▶ _REQUIRED TASK_
Read the lines that follow and pick out every one containing the word "freie".

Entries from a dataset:
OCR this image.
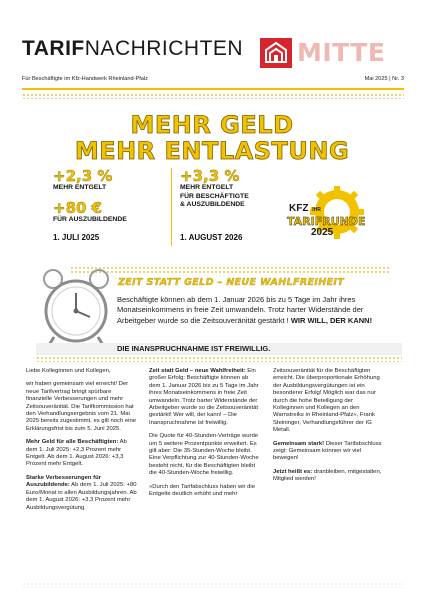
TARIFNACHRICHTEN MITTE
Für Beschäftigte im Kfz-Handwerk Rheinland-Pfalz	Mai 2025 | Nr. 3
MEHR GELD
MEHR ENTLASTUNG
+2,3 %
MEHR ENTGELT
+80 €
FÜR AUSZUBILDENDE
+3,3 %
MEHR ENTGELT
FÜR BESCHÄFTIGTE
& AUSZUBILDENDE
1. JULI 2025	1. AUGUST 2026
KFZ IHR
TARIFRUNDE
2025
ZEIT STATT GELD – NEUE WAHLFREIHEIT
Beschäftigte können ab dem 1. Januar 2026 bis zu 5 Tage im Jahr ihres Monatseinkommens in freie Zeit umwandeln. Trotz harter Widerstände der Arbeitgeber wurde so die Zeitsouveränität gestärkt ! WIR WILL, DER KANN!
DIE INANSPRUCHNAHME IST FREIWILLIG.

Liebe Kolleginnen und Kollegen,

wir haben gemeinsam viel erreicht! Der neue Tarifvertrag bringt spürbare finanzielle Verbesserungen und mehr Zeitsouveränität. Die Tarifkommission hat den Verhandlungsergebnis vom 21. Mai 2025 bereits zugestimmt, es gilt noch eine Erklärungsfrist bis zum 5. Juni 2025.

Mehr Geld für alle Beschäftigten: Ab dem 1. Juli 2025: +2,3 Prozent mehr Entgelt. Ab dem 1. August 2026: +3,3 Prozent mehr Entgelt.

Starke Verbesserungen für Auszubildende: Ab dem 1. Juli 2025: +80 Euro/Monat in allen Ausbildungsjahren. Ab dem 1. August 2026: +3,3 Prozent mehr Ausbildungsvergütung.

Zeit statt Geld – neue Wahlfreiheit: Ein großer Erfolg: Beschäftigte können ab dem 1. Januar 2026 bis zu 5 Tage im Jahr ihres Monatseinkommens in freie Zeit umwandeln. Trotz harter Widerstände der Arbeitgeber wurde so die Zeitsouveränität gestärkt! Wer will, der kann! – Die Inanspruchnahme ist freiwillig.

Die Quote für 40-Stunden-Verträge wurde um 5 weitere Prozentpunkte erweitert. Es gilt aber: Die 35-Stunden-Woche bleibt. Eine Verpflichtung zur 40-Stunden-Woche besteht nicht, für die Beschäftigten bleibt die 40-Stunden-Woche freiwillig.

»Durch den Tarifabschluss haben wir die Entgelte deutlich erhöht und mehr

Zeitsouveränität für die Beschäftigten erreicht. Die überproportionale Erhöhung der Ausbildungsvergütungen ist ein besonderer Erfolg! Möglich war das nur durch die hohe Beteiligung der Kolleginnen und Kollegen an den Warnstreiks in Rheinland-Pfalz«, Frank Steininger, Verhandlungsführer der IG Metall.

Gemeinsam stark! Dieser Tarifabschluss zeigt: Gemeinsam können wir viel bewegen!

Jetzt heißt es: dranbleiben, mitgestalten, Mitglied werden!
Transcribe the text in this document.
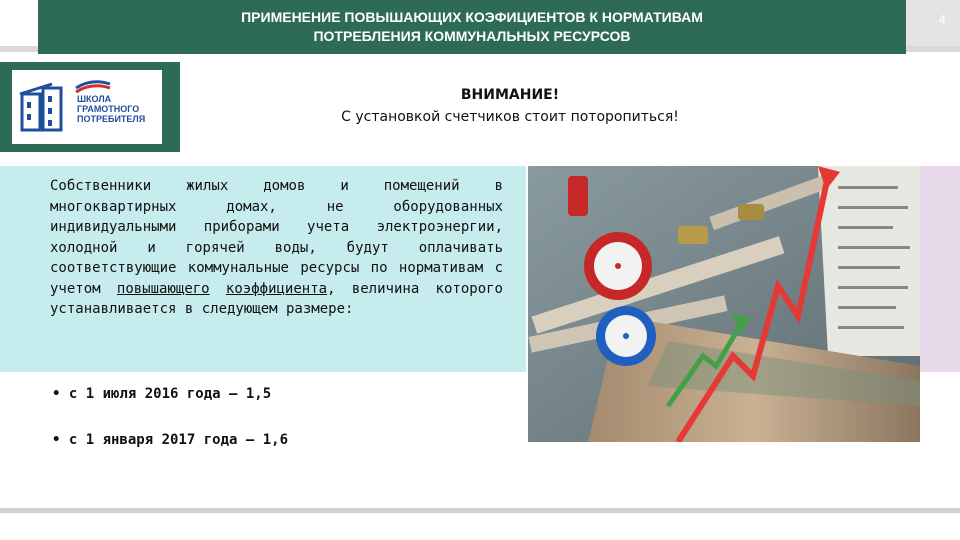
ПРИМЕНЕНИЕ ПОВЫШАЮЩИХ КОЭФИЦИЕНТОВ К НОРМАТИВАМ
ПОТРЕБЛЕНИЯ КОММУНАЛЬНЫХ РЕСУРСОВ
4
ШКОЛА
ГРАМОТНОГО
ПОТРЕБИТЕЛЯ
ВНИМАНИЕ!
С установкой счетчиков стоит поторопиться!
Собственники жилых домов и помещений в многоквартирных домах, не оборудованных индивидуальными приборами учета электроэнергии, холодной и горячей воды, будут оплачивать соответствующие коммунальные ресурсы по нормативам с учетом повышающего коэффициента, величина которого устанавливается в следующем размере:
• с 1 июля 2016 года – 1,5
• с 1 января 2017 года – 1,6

* * *

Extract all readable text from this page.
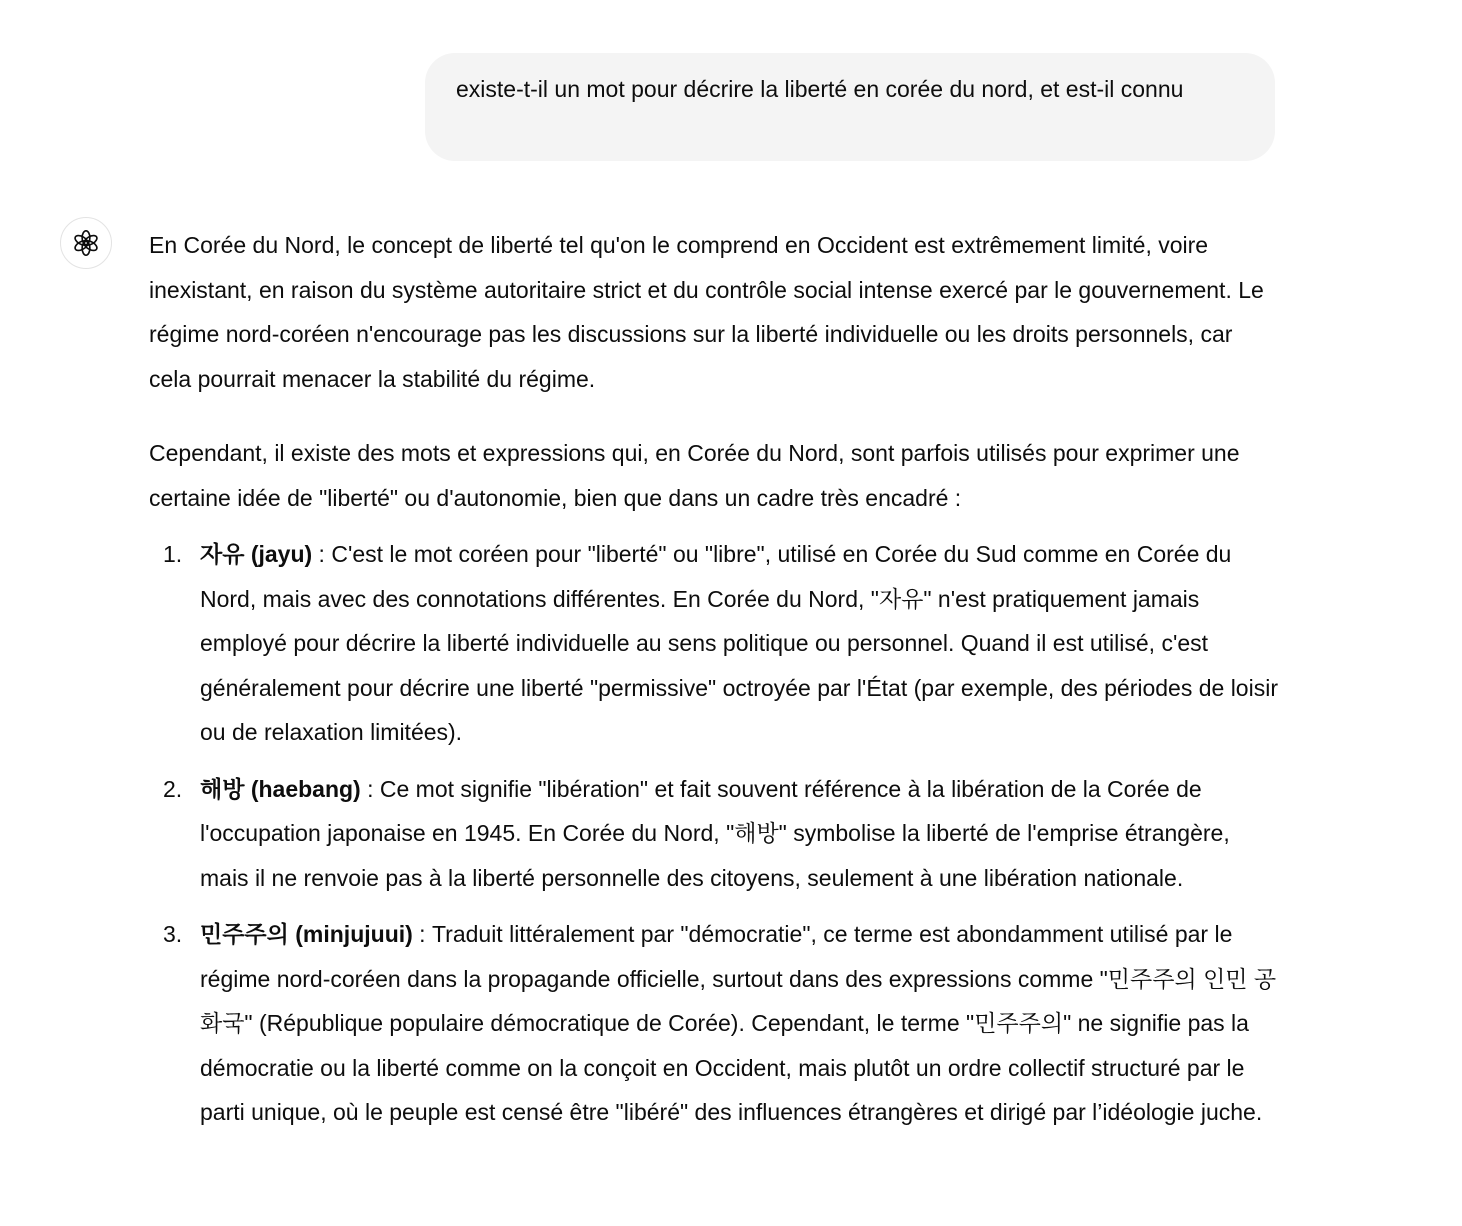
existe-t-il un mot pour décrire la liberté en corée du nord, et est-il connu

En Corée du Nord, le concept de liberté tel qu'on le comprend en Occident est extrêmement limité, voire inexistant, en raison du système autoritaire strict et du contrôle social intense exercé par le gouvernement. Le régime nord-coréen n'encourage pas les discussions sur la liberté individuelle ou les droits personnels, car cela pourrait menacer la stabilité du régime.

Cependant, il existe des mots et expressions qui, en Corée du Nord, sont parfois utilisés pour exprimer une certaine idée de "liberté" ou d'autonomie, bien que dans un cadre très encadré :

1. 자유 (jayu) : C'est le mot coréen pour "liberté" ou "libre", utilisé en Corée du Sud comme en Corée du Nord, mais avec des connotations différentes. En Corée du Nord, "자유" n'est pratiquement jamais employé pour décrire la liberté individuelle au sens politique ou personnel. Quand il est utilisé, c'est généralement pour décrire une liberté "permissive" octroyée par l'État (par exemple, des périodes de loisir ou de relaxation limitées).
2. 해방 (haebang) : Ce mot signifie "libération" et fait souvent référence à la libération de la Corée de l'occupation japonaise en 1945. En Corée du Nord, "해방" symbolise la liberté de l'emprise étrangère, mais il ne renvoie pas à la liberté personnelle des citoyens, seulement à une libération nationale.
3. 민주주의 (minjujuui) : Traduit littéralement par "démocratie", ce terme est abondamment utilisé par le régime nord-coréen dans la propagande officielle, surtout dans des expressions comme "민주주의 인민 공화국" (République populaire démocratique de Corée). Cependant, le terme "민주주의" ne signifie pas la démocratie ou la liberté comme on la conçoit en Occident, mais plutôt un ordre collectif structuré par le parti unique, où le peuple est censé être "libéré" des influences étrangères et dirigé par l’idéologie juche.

▶ _EXERCISE RESULT_
Beschäftigte können ab dem 1. Januar 2026 bis zu 5 Tage im Jahr ihres Monatseinkommens in freie Zeit umwandeln. Trotz harter Widerstände der Arbeitgeber wurde so die Zeitsouveränität gestärkt ! WIR WILL, DER KANN!
Zeit statt Geld – neue Wahlfreiheit: Ein großer Erfolg: Beschäftigte können ab dem 1. Januar 2026 bis zu 5 Tage im Jahr ihres Monatseinkommens in freie Zeit umwandeln. Trotz harter Widerstände der Arbeitgeber wurde so die Zeitsouveränität gestärkt! Wer will, der kann! – Die Inanspruchnahme ist freiwillig.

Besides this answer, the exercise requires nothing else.